— start of RECORDS FOR PROCESSING —

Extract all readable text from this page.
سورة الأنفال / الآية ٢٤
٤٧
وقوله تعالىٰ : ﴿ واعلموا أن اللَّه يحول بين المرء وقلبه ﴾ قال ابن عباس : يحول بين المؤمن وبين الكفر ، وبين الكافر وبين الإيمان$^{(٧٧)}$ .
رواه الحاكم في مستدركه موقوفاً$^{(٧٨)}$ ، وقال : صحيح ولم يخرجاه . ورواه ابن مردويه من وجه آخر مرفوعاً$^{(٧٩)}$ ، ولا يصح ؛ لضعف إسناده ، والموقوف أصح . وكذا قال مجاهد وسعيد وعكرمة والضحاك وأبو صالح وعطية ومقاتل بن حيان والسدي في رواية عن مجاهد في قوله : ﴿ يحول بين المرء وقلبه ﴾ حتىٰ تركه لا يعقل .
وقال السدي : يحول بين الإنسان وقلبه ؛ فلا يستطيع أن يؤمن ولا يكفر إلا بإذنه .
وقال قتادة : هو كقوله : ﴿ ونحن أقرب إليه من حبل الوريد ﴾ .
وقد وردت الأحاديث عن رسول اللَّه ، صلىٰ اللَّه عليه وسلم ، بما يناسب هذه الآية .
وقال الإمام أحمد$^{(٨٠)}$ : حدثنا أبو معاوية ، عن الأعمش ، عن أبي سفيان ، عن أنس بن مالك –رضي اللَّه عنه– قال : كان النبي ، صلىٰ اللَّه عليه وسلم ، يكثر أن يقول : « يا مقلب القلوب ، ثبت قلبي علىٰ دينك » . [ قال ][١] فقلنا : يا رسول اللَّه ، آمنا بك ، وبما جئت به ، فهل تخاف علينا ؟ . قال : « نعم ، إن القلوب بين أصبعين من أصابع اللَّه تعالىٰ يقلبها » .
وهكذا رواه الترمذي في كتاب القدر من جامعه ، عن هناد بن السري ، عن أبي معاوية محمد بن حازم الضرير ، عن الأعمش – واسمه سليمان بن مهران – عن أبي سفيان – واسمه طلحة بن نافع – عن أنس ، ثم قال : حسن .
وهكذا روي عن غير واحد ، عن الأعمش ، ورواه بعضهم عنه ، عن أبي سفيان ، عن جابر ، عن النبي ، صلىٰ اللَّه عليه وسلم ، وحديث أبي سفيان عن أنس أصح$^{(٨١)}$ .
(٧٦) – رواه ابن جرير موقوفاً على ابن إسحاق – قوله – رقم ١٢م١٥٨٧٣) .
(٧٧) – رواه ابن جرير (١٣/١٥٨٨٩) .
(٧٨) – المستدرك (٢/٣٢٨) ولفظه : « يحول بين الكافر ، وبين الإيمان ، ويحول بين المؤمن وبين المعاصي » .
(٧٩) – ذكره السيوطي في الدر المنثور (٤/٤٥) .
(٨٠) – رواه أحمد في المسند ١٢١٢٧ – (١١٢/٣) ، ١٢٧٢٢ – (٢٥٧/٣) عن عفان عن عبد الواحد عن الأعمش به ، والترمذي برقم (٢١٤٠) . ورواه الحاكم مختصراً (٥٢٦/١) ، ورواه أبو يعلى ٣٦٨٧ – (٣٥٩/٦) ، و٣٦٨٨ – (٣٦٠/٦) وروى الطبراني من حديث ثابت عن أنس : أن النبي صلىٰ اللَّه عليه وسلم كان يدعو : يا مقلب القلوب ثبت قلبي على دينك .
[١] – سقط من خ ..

— end of RECORDS FOR PROCESSING —

DIRECTION
Find the lines containing "وقلبه" and pull them out.

REPLY
وقوله تعالىٰ : ﴿ واعلموا أن اللَّه يحول بين المرء وقلبه ﴾ قال ابن عباس : يحول بين المؤمن وبين الكفر ، وبين الكافر وبين الإيمان$^{(٧٧)}$ .
رواه الحاكم في مستدركه موقوفاً$^{(٧٨)}$ ، وقال : صحيح ولم يخرجاه . ورواه ابن مردويه من وجه آخر مرفوعاً$^{(٧٩)}$ ، ولا يصح ؛ لضعف إسناده ، والموقوف أصح . وكذا قال مجاهد وسعيد وعكرمة والضحاك وأبو صالح وعطية ومقاتل بن حيان والسدي في رواية عن مجاهد في قوله : ﴿ يحول بين المرء وقلبه ﴾ حتىٰ تركه لا يعقل .
وقال السدي : يحول بين الإنسان وقلبه ؛ فلا يستطيع أن يؤمن ولا يكفر إلا بإذنه .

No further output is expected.